Data items
################

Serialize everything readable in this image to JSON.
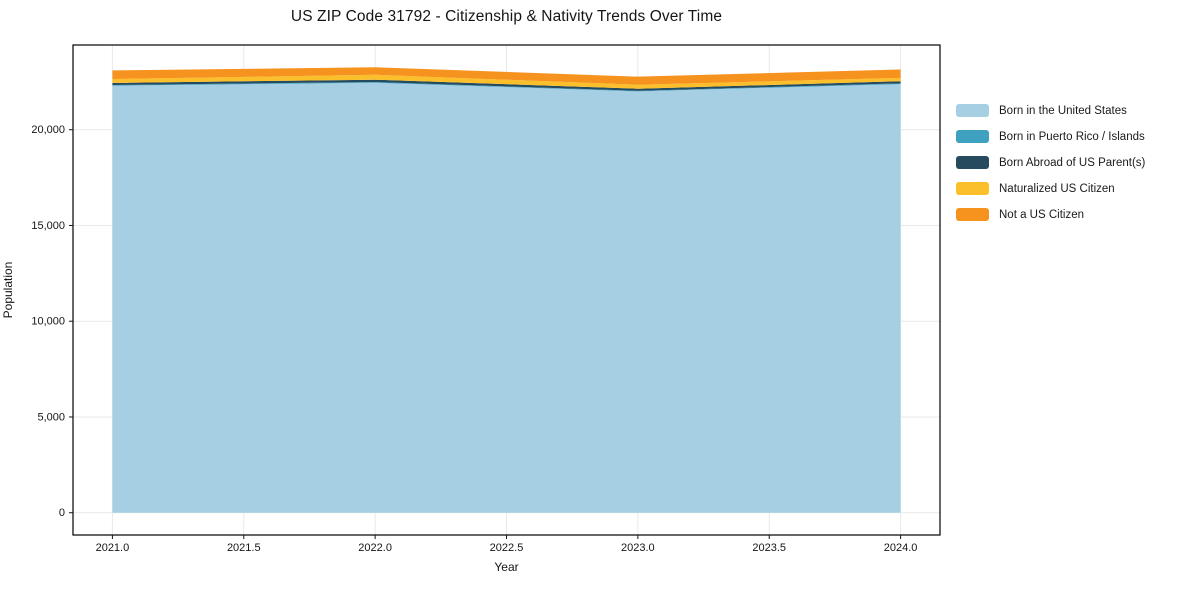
{
  "figure": {
    "background": "#ffffff"
  },
  "chart_data": {
    "type": "area",
    "stacked": true,
    "title": "US ZIP Code 31792 - Citizenship & Nativity Trends Over Time",
    "xlabel": "Year",
    "ylabel": "Population",
    "x": [
      2021,
      2022,
      2023,
      2024
    ],
    "series": [
      {
        "name": "Born in the United States",
        "color": "#A6CFE4",
        "values": [
          22300,
          22450,
          22000,
          22380
        ]
      },
      {
        "name": "Born in Puerto Rico / Islands",
        "color": "#3FA0C0",
        "values": [
          35,
          40,
          30,
          40
        ]
      },
      {
        "name": "Born Abroad of US Parent(s)",
        "color": "#264B5E",
        "values": [
          110,
          120,
          110,
          110
        ]
      },
      {
        "name": "Naturalized US Citizen",
        "color": "#FBBF2B",
        "values": [
          200,
          260,
          210,
          175
        ]
      },
      {
        "name": "Not a US Citizen",
        "color": "#F6921E",
        "values": [
          450,
          390,
          420,
          440
        ]
      }
    ],
    "totals": [
      23095,
      23260,
      22770,
      23145
    ],
    "xlim": [
      2020.85,
      2024.15
    ],
    "ylim": [
      -1163,
      24423
    ],
    "xticks": [
      2021.0,
      2021.5,
      2022.0,
      2022.5,
      2023.0,
      2023.5,
      2024.0
    ],
    "xtick_labels": [
      "2021.0",
      "2021.5",
      "2022.0",
      "2022.5",
      "2023.0",
      "2023.5",
      "2024.0"
    ],
    "yticks": [
      0,
      5000,
      10000,
      15000,
      20000
    ],
    "ytick_labels": [
      "0",
      "5,000",
      "10,000",
      "15,000",
      "20,000"
    ],
    "grid": true,
    "legend_position": "right-outside",
    "axes_style": {
      "frame_color": "#000000",
      "grid_color": "#e9e9e9",
      "tick_color": "#151515"
    }
  }
}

################

What needs to be done = Copy out every line holding the string "Born".

Task output =
        "name": "Born in the United States",
        "name": "Born in Puerto Rico / Islands",
        "name": "Born Abroad of US Parent(s)",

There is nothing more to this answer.